→ Brief: Copy out the material below in full, but not its images.

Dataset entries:
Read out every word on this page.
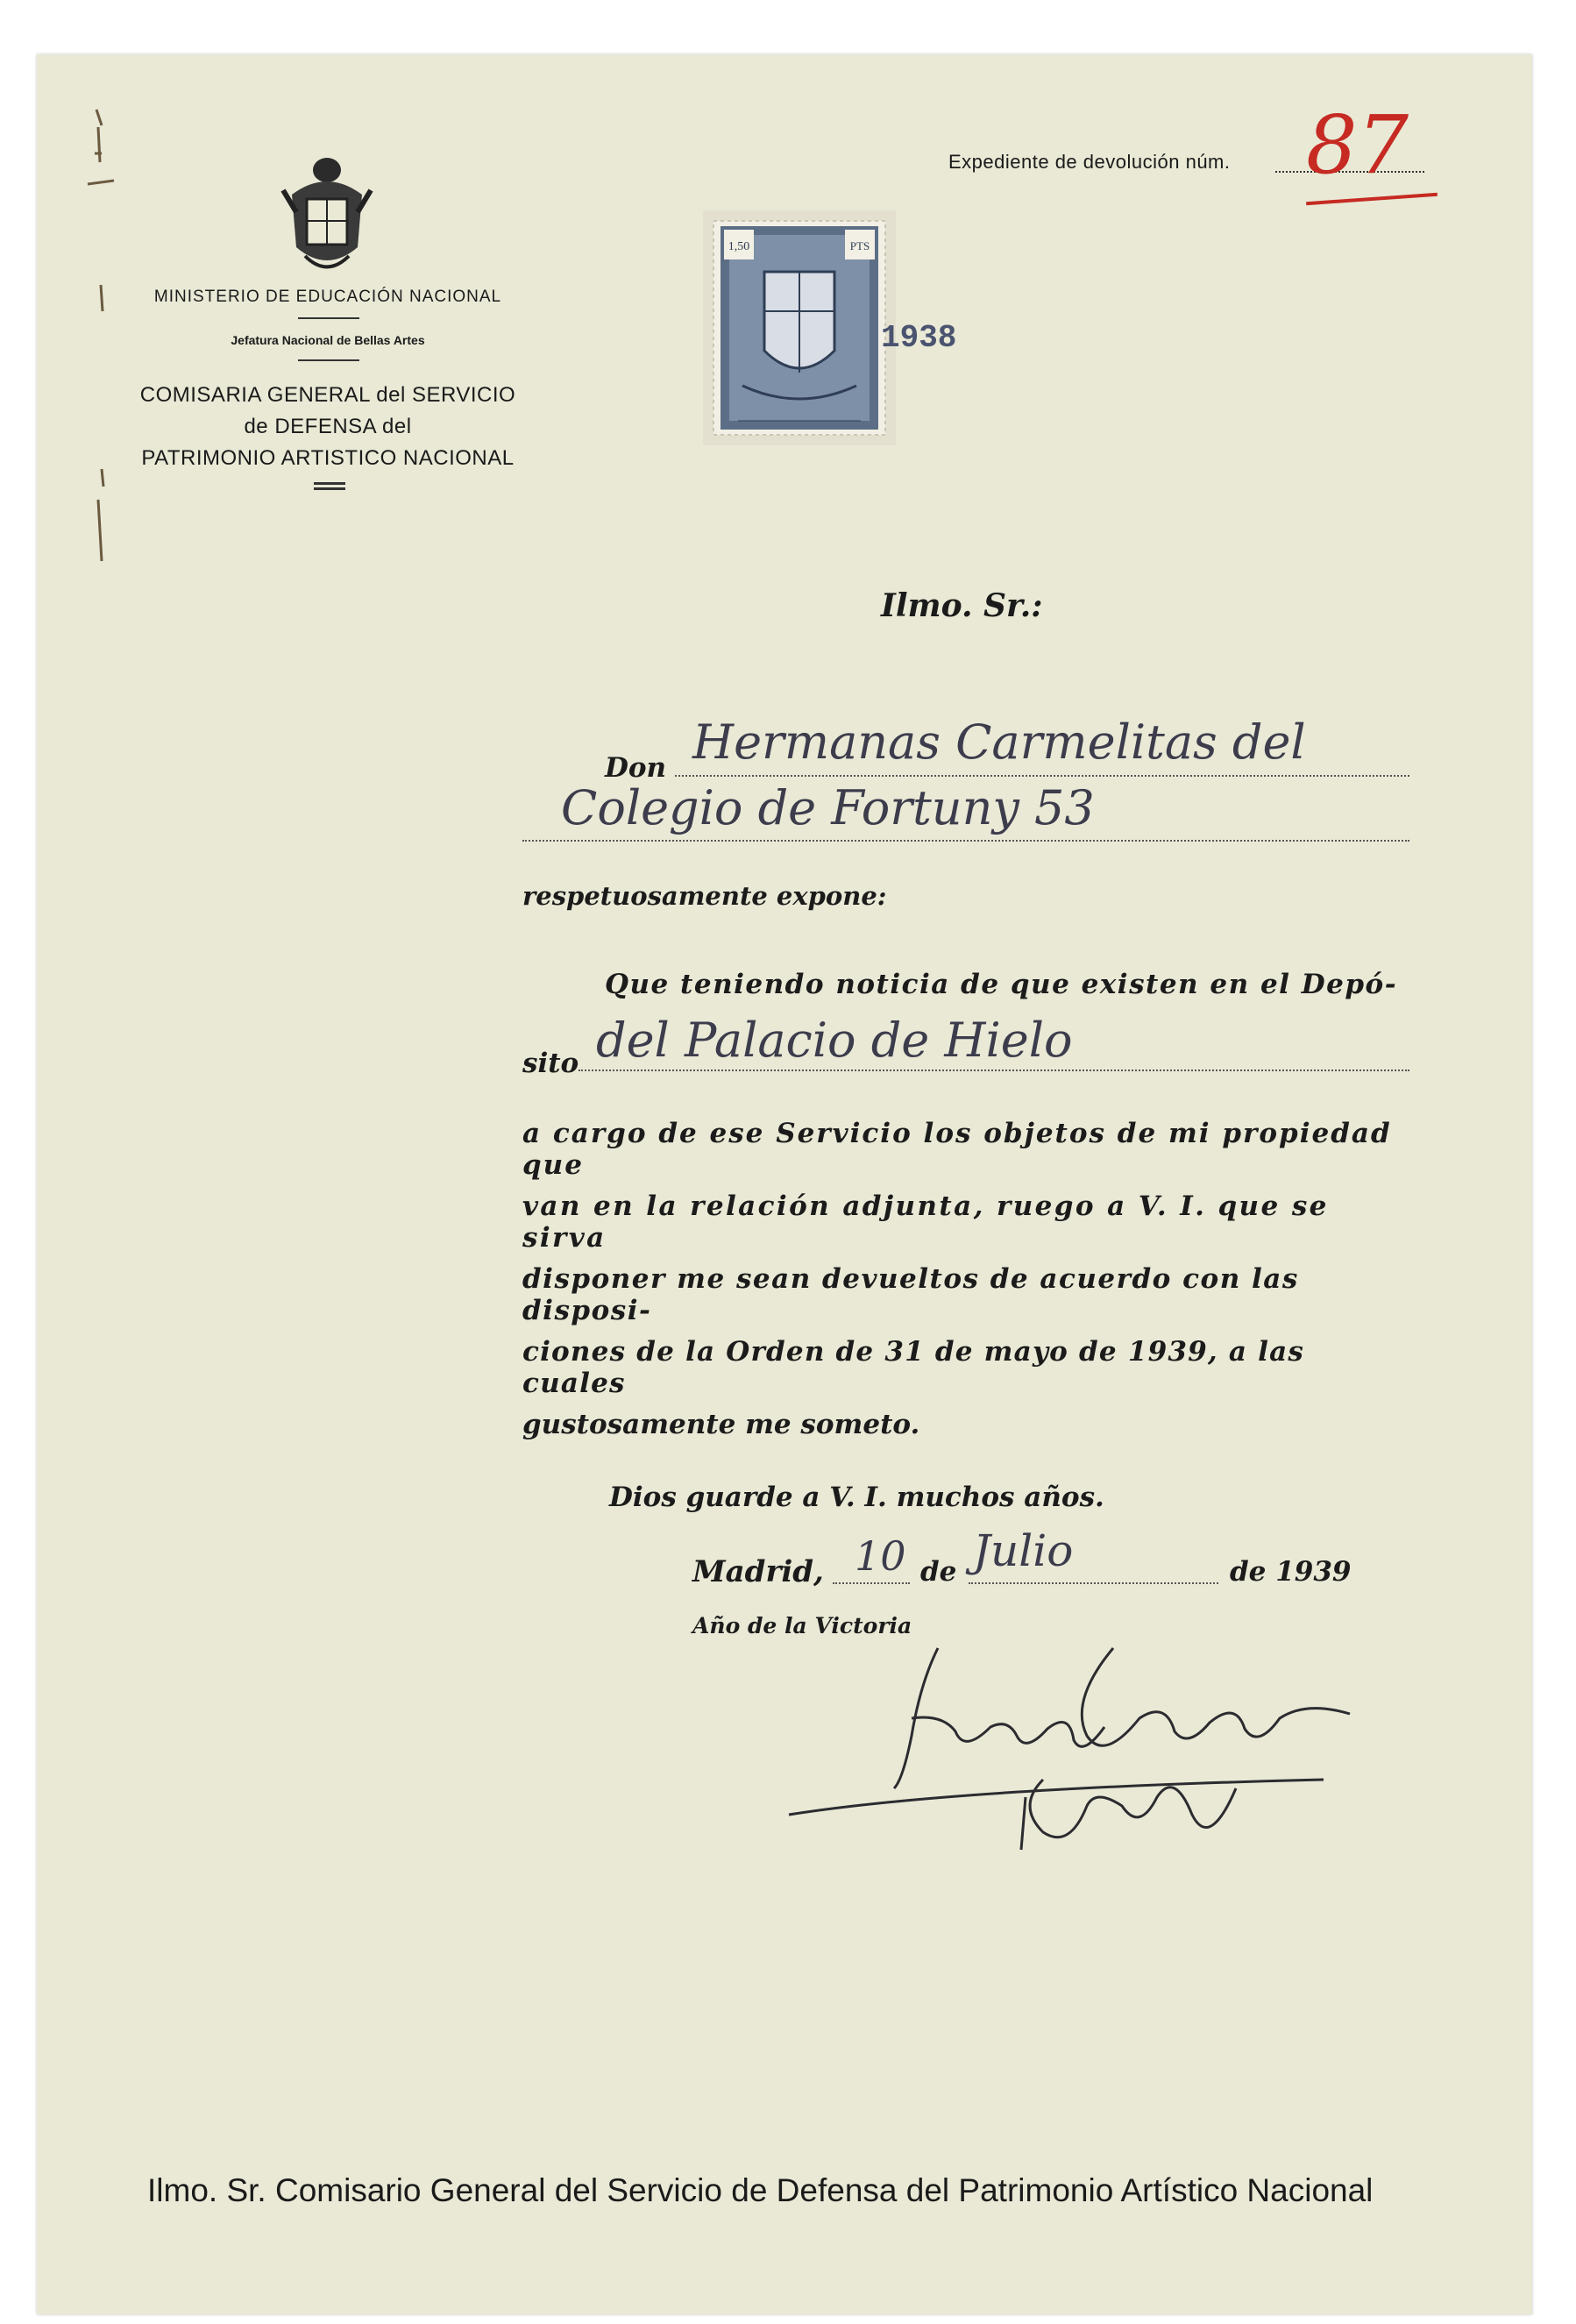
MINISTERIO DE EDUCACIÓN NACIONAL
Jefatura Nacional de Bellas Artes
COMISARIA GENERAL del SERVICIO
de DEFENSA del
PATRIMONIO ARTISTICO NACIONAL
Expediente de devolución núm. 87
1,50	PTS
1938
Ilmo. Sr.:
Don Hermanas Carmelitas del
Colegio de Fortuny 53
respetuosamente expone:
Que teniendo noticia de que existen en el Depó-
sito del Palacio de Hielo
a cargo de ese Servicio los objetos de mi propiedad que
van en la relación adjunta, ruego a V. I. que se sirva
disponer me sean devueltos de acuerdo con las disposi-
ciones de la Orden de 31 de mayo de 1939, a las cuales
gustosamente me someto.
Dios guarde a V. I. muchos años.
Madrid, 10 de Julio	de 1939
Año de la Victoria
Ilmo. Sr. Comisario General del Servicio de Defensa del Patrimonio Artístico Nacional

→ Exercise solution:
Read out every word on this page.
MINISTERIO DE EDUCACIÓN NACIONAL
Jefatura Nacional de Bellas Artes
COMISARIA GENERAL del SERVICIO
de DEFENSA del
PATRIMONIO ARTISTICO NACIONAL
Expediente de devolución núm. 87
1,50	PTS
1938
Ilmo. Sr.:
Don Hermanas Carmelitas del
Colegio de Fortuny 53
respetuosamente expone:
Que teniendo noticia de que existen en el Depó-
sito del Palacio de Hielo
a cargo de ese Servicio los objetos de mi propiedad que
van en la relación adjunta, ruego a V. I. que se sirva
disponer me sean devueltos de acuerdo con las disposi-
ciones de la Orden de 31 de mayo de 1939, a las cuales
gustosamente me someto.
Dios guarde a V. I. muchos años.
Madrid, 10 de Julio	de 1939
Año de la Victoria
Ilmo. Sr. Comisario General del Servicio de Defensa del Patrimonio Artístico Nacional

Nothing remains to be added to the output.